(STATED EXERCISE):
Set down all of the entries word for word, omitting the images they contain.
[Start]
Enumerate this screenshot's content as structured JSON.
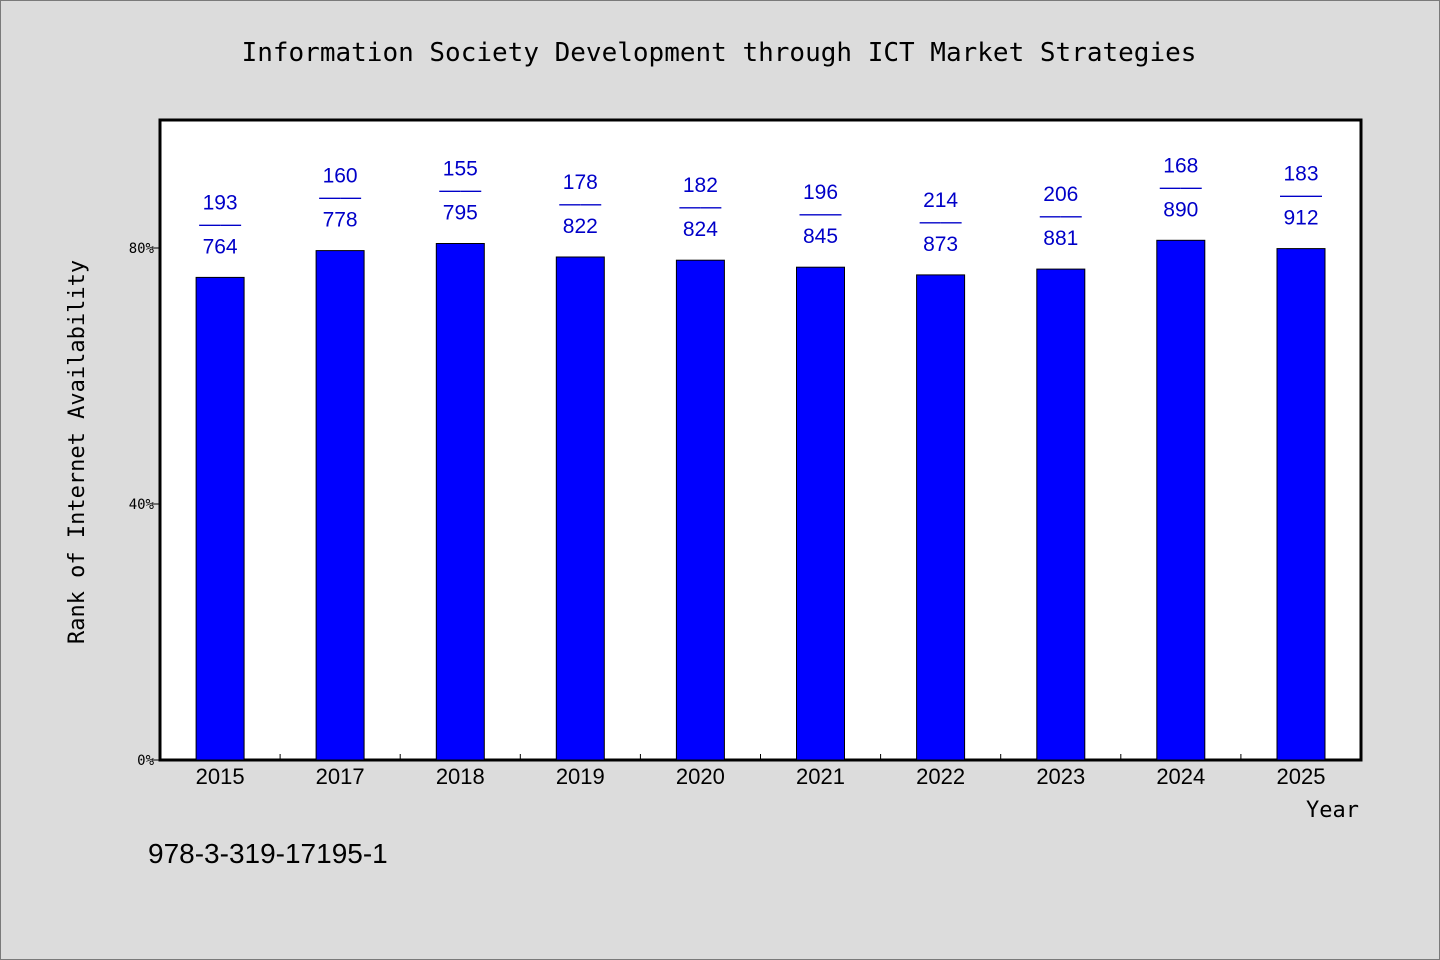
{
  "chart_data": {
    "type": "bar",
    "title": "Information Society Development through ICT Market Strategies",
    "xlabel": "Year",
    "ylabel": "Rank of Internet Availability",
    "categories": [
      "2015",
      "2017",
      "2018",
      "2019",
      "2020",
      "2021",
      "2022",
      "2023",
      "2024",
      "2025"
    ],
    "series": [
      {
        "values": [
          75.4,
          79.6,
          80.7,
          78.6,
          78.1,
          77.0,
          75.8,
          76.7,
          81.2,
          79.9
        ]
      }
    ],
    "labels_top": [
      "193",
      "160",
      "155",
      "178",
      "182",
      "196",
      "214",
      "206",
      "168",
      "183"
    ],
    "labels_bottom": [
      "764",
      "778",
      "795",
      "822",
      "824",
      "845",
      "873",
      "881",
      "890",
      "912"
    ],
    "label_separator": "——",
    "yticks": [
      "0%",
      "40%",
      "80%"
    ],
    "ytick_values": [
      0,
      40,
      80
    ],
    "ylim": [
      0,
      100
    ],
    "grid": false,
    "bar_color": "#0000ff",
    "label_color": "#0000c8",
    "background": "#dcdcdc",
    "plot_background": "#ffffff"
  },
  "footer": {
    "code": "978-3-319-17195-1"
  }
}
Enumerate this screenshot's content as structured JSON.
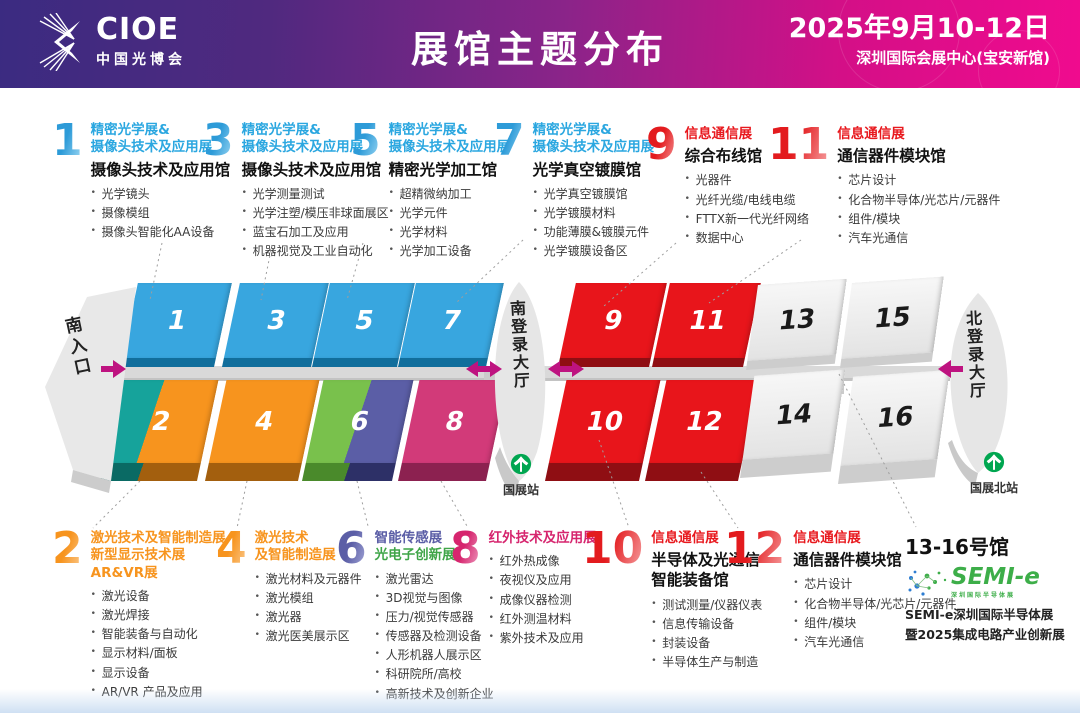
{
  "palette": {
    "header_purple": "#3B2B81",
    "header_magenta": "#F00B8E",
    "blue": "#2BA7E0",
    "red": "#E8191E",
    "orange": "#F7941E",
    "purple": "#5B5EA6",
    "green": "#3FA548",
    "pink": "#D6256E",
    "hall_blue": "#38A6DF",
    "hall_red": "#E8151B",
    "hall_teal": "#16A39B",
    "hall_orange": "#F7941E",
    "hall_green": "#79C14C",
    "hall_purple": "#5B5EA6",
    "hall_pink": "#D23A79",
    "hall_gray": "#EAEAEA",
    "metro_green": "#00A650",
    "arrow_magenta": "#BE1380",
    "semi_green": "#3DAE49"
  },
  "header": {
    "brand": "CIOE",
    "brand_cn": "中国光博会",
    "title": "展馆主题分布",
    "date": "2025年9月10-12日",
    "venue": "深圳国际会展中心(宝安新馆)"
  },
  "map": {
    "entrance": "南入口",
    "south_lobby": "南登录大厅",
    "north_lobby": "北登录大厅",
    "station_south": "国展站",
    "station_north": "国展北站",
    "halls": [
      "1",
      "2",
      "3",
      "4",
      "5",
      "6",
      "7",
      "8",
      "9",
      "10",
      "11",
      "12",
      "13",
      "14",
      "15",
      "16"
    ]
  },
  "sections_top": [
    {
      "num": "1",
      "title1": "精密光学展&",
      "title2": "摄像头技术及应用展",
      "hall": "摄像头技术及应用馆",
      "bullets": [
        "光学镜头",
        "摄像模组",
        "摄像头智能化AA设备"
      ]
    },
    {
      "num": "3",
      "title1": "精密光学展&",
      "title2": "摄像头技术及应用展",
      "hall": "摄像头技术及应用馆",
      "bullets": [
        "光学测量测试",
        "光学注塑/模压非球面展区",
        "蓝宝石加工及应用",
        "机器视觉及工业自动化"
      ]
    },
    {
      "num": "5",
      "title1": "精密光学展&",
      "title2": "摄像头技术及应用展",
      "hall": "精密光学加工馆",
      "bullets": [
        "超精微纳加工",
        "光学元件",
        "光学材料",
        "光学加工设备"
      ]
    },
    {
      "num": "7",
      "title1": "精密光学展&",
      "title2": "摄像头技术及应用展",
      "hall": "光学真空镀膜馆",
      "bullets": [
        "光学真空镀膜馆",
        "光学镀膜材料",
        "功能薄膜&镀膜元件",
        "光学镀膜设备区"
      ]
    },
    {
      "num": "9",
      "title1": "信息通信展",
      "hall": "综合布线馆",
      "bullets": [
        "光器件",
        "光纤光缆/电线电缆",
        "FTTX新一代光纤网络",
        "数据中心"
      ]
    },
    {
      "num": "11",
      "title1": "信息通信展",
      "hall": "通信器件模块馆",
      "bullets": [
        "芯片设计",
        "化合物半导体/光芯片/元器件",
        "组件/模块",
        "汽车光通信"
      ]
    }
  ],
  "sections_bottom": [
    {
      "num": "2",
      "title1": "激光技术及智能制造展",
      "title2": "新型显示技术展",
      "title3": "AR&VR展",
      "bullets": [
        "激光设备",
        "激光焊接",
        "智能装备与自动化",
        "显示材料/面板",
        "显示设备",
        "AR/VR 产品及应用"
      ]
    },
    {
      "num": "4",
      "title1": "激光技术",
      "title2": "及智能制造展",
      "bullets": [
        "激光材料及元器件",
        "激光模组",
        "激光器",
        "激光医美展示区"
      ]
    },
    {
      "num": "6",
      "title1": "智能传感展",
      "title2": "光电子创新展",
      "bullets": [
        "激光雷达",
        "3D视觉与图像",
        "压力/视觉传感器",
        "传感器及检测设备",
        "人形机器人展示区",
        "科研院所/高校",
        "高新技术及创新企业"
      ]
    },
    {
      "num": "8",
      "title1": "红外技术及应用展",
      "bullets": [
        "红外热成像",
        "夜视仪及应用",
        "成像仪器检测",
        "红外测温材料",
        "紫外技术及应用"
      ]
    },
    {
      "num": "10",
      "title1": "信息通信展",
      "hall1": "半导体及光通信",
      "hall2": "智能装备馆",
      "bullets": [
        "测试测量/仪器仪表",
        "信息传输设备",
        "封装设备",
        "半导体生产与制造"
      ]
    },
    {
      "num": "12",
      "title1": "信息通信展",
      "hall1": "通信器件模块馆",
      "bullets": [
        "芯片设计",
        "化合物半导体/光芯片/元器件",
        "组件/模块",
        "汽车光通信"
      ]
    }
  ],
  "semi": {
    "range": "13-16号馆",
    "brand": "SEMI-e",
    "brand_sub": "深圳国际半导体展",
    "line1": "SEMI-e深圳国际半导体展",
    "line2": "暨2025集成电路产业创新展"
  }
}
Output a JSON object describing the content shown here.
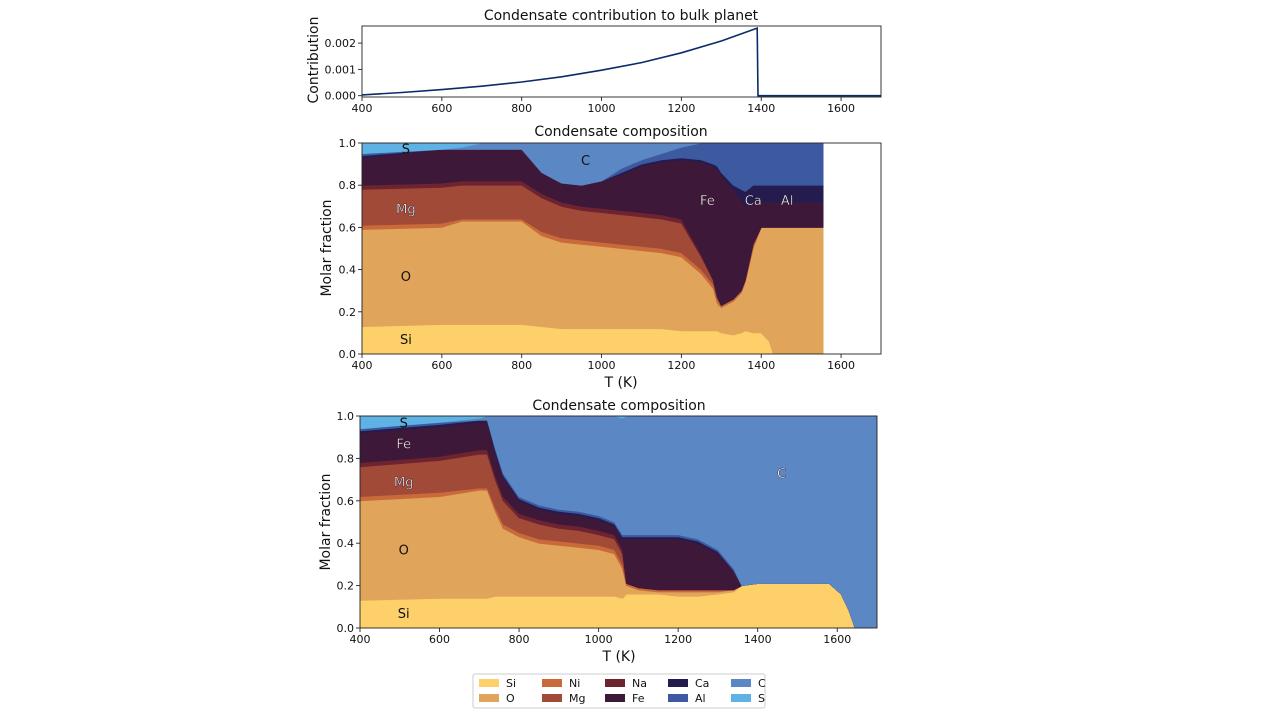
[End]
(CORRECT RESPONSE):
Enumerate this screenshot's content as structured JSON.
{
  "chart_data": {
    "type": "bar",
    "title": "Information Society Development through ICT Market Strategies",
    "xlabel": "Year",
    "ylabel": "Rank of Internet Availability",
    "categories": [
      "2015",
      "2017",
      "2018",
      "2019",
      "2020",
      "2021",
      "2022",
      "2023",
      "2024",
      "2025"
    ],
    "series": [
      {
        "values": [
          75.4,
          79.6,
          80.7,
          78.6,
          78.1,
          77.0,
          75.8,
          76.7,
          81.2,
          79.9
        ]
      }
    ],
    "labels_top": [
      "193",
      "160",
      "155",
      "178",
      "182",
      "196",
      "214",
      "206",
      "168",
      "183"
    ],
    "labels_bottom": [
      "764",
      "778",
      "795",
      "822",
      "824",
      "845",
      "873",
      "881",
      "890",
      "912"
    ],
    "label_separator": "——",
    "yticks": [
      "0%",
      "40%",
      "80%"
    ],
    "ytick_values": [
      0,
      40,
      80
    ],
    "ylim": [
      0,
      100
    ],
    "grid": false,
    "bar_color": "#0000ff",
    "label_color": "#0000c8",
    "background": "#dcdcdc",
    "plot_background": "#ffffff"
  },
  "footer": {
    "code": "978-3-319-17195-1"
  }
}
Enumerate this screenshot's content as structured JSON.
{
  "palette": {
    "header_purple": "#3B2B81",
    "header_magenta": "#F00B8E",
    "blue": "#2BA7E0",
    "red": "#E8191E",
    "orange": "#F7941E",
    "purple": "#5B5EA6",
    "green": "#3FA548",
    "pink": "#D6256E",
    "hall_blue": "#38A6DF",
    "hall_red": "#E8151B",
    "hall_teal": "#16A39B",
    "hall_orange": "#F7941E",
    "hall_green": "#79C14C",
    "hall_purple": "#5B5EA6",
    "hall_pink": "#D23A79",
    "hall_gray": "#EAEAEA",
    "metro_green": "#00A650",
    "arrow_magenta": "#BE1380",
    "semi_green": "#3DAE49"
  },
  "header": {
    "brand": "CIOE",
    "brand_cn": "中国光博会",
    "title": "展馆主题分布",
    "date": "2025年9月10-12日",
    "venue": "深圳国际会展中心(宝安新馆)"
  },
  "map": {
    "entrance": "南入口",
    "south_lobby": "南登录大厅",
    "north_lobby": "北登录大厅",
    "station_south": "国展站",
    "station_north": "国展北站",
    "halls": [
      "1",
      "2",
      "3",
      "4",
      "5",
      "6",
      "7",
      "8",
      "9",
      "10",
      "11",
      "12",
      "13",
      "14",
      "15",
      "16"
    ]
  },
  "sections_top": [
    {
      "num": "1",
      "title1": "精密光学展&",
      "title2": "摄像头技术及应用展",
      "hall": "摄像头技术及应用馆",
      "bullets": [
        "光学镜头",
        "摄像模组",
        "摄像头智能化AA设备"
      ]
    },
    {
      "num": "3",
      "title1": "精密光学展&",
      "title2": "摄像头技术及应用展",
      "hall": "摄像头技术及应用馆",
      "bullets": [
        "光学测量测试",
        "光学注塑/模压非球面展区",
        "蓝宝石加工及应用",
        "机器视觉及工业自动化"
      ]
    },
    {
      "num": "5",
      "title1": "精密光学展&",
      "title2": "摄像头技术及应用展",
      "hall": "精密光学加工馆",
      "bullets": [
        "超精微纳加工",
        "光学元件",
        "光学材料",
        "光学加工设备"
      ]
    },
    {
      "num": "7",
      "title1": "精密光学展&",
      "title2": "摄像头技术及应用展",
      "hall": "光学真空镀膜馆",
      "bullets": [
        "光学真空镀膜馆",
        "光学镀膜材料",
        "功能薄膜&镀膜元件",
        "光学镀膜设备区"
      ]
    },
    {
      "num": "9",
      "title1": "信息通信展",
      "hall": "综合布线馆",
      "bullets": [
        "光器件",
        "光纤光缆/电线电缆",
        "FTTX新一代光纤网络",
        "数据中心"
      ]
    },
    {
      "num": "11",
      "title1": "信息通信展",
      "hall": "通信器件模块馆",
      "bullets": [
        "芯片设计",
        "化合物半导体/光芯片/元器件",
        "组件/模块",
        "汽车光通信"
      ]
    }
  ],
  "sections_bottom": [
    {
      "num": "2",
      "title1": "激光技术及智能制造展",
      "title2": "新型显示技术展",
      "title3": "AR&VR展",
      "bullets": [
        "激光设备",
        "激光焊接",
        "智能装备与自动化",
        "显示材料/面板",
        "显示设备",
        "AR/VR 产品及应用"
      ]
    },
    {
      "num": "4",
      "title1": "激光技术",
      "title2": "及智能制造展",
      "bullets": [
        "激光材料及元器件",
        "激光模组",
        "激光器",
        "激光医美展示区"
      ]
    },
    {
      "num": "6",
      "title1": "智能传感展",
      "title2": "光电子创新展",
      "bullets": [
        "激光雷达",
        "3D视觉与图像",
        "压力/视觉传感器",
        "传感器及检测设备",
        "人形机器人展示区",
        "科研院所/高校",
        "高新技术及创新企业"
      ]
    },
    {
      "num": "8",
      "title1": "红外技术及应用展",
      "bullets": [
        "红外热成像",
        "夜视仪及应用",
        "成像仪器检测",
        "红外测温材料",
        "紫外技术及应用"
      ]
    },
    {
      "num": "10",
      "title1": "信息通信展",
      "hall1": "半导体及光通信",
      "hall2": "智能装备馆",
      "bullets": [
        "测试测量/仪器仪表",
        "信息传输设备",
        "封装设备",
        "半导体生产与制造"
      ]
    },
    {
      "num": "12",
      "title1": "信息通信展",
      "hall1": "通信器件模块馆",
      "bullets": [
        "芯片设计",
        "化合物半导体/光芯片/元器件",
        "组件/模块",
        "汽车光通信"
      ]
    }
  ],
  "semi": {
    "range": "13-16号馆",
    "brand": "SEMI-e",
    "brand_sub": "深圳国际半导体展",
    "line1": "SEMI-e深圳国际半导体展",
    "line2": "暨2025集成电路产业创新展"
  }
}
Output a JSON object describing the content shown here.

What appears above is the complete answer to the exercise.